* start *

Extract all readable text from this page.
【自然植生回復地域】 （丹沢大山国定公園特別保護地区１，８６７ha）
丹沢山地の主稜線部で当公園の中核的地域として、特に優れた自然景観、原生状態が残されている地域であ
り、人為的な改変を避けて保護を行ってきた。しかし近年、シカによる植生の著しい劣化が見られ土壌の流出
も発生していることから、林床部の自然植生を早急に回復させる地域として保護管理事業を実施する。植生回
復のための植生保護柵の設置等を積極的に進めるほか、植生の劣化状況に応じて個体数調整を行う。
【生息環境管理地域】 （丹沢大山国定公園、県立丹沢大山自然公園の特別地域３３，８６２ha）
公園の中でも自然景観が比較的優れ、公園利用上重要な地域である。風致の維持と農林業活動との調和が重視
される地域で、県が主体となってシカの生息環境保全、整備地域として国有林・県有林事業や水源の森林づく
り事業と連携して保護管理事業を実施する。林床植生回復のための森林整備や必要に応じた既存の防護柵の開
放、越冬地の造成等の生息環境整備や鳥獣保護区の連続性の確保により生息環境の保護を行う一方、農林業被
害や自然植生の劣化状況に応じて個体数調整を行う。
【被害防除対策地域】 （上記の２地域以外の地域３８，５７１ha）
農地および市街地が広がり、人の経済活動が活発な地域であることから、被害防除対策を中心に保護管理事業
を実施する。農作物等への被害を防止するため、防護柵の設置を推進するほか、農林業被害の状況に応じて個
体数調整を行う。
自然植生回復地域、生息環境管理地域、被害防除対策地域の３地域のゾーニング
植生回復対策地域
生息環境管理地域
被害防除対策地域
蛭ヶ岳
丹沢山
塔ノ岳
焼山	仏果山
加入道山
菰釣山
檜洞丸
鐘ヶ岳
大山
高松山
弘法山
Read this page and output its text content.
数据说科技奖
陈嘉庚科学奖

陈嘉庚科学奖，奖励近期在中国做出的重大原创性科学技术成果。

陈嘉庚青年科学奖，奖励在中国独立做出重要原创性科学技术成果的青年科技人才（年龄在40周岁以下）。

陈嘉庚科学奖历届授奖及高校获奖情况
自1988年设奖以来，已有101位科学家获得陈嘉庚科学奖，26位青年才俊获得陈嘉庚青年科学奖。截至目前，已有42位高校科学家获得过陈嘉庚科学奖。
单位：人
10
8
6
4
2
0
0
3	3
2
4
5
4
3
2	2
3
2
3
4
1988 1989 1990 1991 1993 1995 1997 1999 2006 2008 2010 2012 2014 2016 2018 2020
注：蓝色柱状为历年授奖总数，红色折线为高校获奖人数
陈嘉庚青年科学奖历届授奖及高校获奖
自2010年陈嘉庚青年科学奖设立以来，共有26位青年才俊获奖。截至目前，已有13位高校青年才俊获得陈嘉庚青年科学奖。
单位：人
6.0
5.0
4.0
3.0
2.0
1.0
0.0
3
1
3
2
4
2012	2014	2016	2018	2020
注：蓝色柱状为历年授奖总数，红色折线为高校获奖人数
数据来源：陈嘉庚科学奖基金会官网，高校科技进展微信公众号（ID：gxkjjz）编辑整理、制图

* end *

> **The request**
Extract each record, keeping it identical to the original.

> **Written response**
Extract all readable text from this page.
【自然植生回復地域】 （丹沢大山国定公園特別保護地区１，８６７ha）
丹沢山地の主稜線部で当公園の中核的地域として、特に優れた自然景観、原生状態が残されている地域であ
り、人為的な改変を避けて保護を行ってきた。しかし近年、シカによる植生の著しい劣化が見られ土壌の流出
も発生していることから、林床部の自然植生を早急に回復させる地域として保護管理事業を実施する。植生回
復のための植生保護柵の設置等を積極的に進めるほか、植生の劣化状況に応じて個体数調整を行う。
【生息環境管理地域】 （丹沢大山国定公園、県立丹沢大山自然公園の特別地域３３，８６２ha）
公園の中でも自然景観が比較的優れ、公園利用上重要な地域である。風致の維持と農林業活動との調和が重視
される地域で、県が主体となってシカの生息環境保全、整備地域として国有林・県有林事業や水源の森林づく
り事業と連携して保護管理事業を実施する。林床植生回復のための森林整備や必要に応じた既存の防護柵の開
放、越冬地の造成等の生息環境整備や鳥獣保護区の連続性の確保により生息環境の保護を行う一方、農林業被
害や自然植生の劣化状況に応じて個体数調整を行う。
【被害防除対策地域】 （上記の２地域以外の地域３８，５７１ha）
農地および市街地が広がり、人の経済活動が活発な地域であることから、被害防除対策を中心に保護管理事業
を実施する。農作物等への被害を防止するため、防護柵の設置を推進するほか、農林業被害の状況に応じて個
体数調整を行う。
自然植生回復地域、生息環境管理地域、被害防除対策地域の３地域のゾーニング
植生回復対策地域
生息環境管理地域
被害防除対策地域
蛭ヶ岳
丹沢山
塔ノ岳
焼山	仏果山
加入道山
菰釣山
檜洞丸
鐘ヶ岳
大山
高松山
弘法山
Read this page and output its text content.
数据说科技奖
陈嘉庚科学奖

陈嘉庚科学奖，奖励近期在中国做出的重大原创性科学技术成果。

陈嘉庚青年科学奖，奖励在中国独立做出重要原创性科学技术成果的青年科技人才（年龄在40周岁以下）。

陈嘉庚科学奖历届授奖及高校获奖情况
自1988年设奖以来，已有101位科学家获得陈嘉庚科学奖，26位青年才俊获得陈嘉庚青年科学奖。截至目前，已有42位高校科学家获得过陈嘉庚科学奖。
单位：人
10
8
6
4
2
0
0
3	3
2
4
5
4
3
2	2
3
2
3
4
1988 1989 1990 1991 1993 1995 1997 1999 2006 2008 2010 2012 2014 2016 2018 2020
注：蓝色柱状为历年授奖总数，红色折线为高校获奖人数
陈嘉庚青年科学奖历届授奖及高校获奖
自2010年陈嘉庚青年科学奖设立以来，共有26位青年才俊获奖。截至目前，已有13位高校青年才俊获得陈嘉庚青年科学奖。
单位：人
6.0
5.0
4.0
3.0
2.0
1.0
0.0
3
1
3
2
4
2012	2014	2016	2018	2020
注：蓝色柱状为历年授奖总数，红色折线为高校获奖人数
数据来源：陈嘉庚科学奖基金会官网，高校科技进展微信公众号（ID：gxkjjz）编辑整理、制图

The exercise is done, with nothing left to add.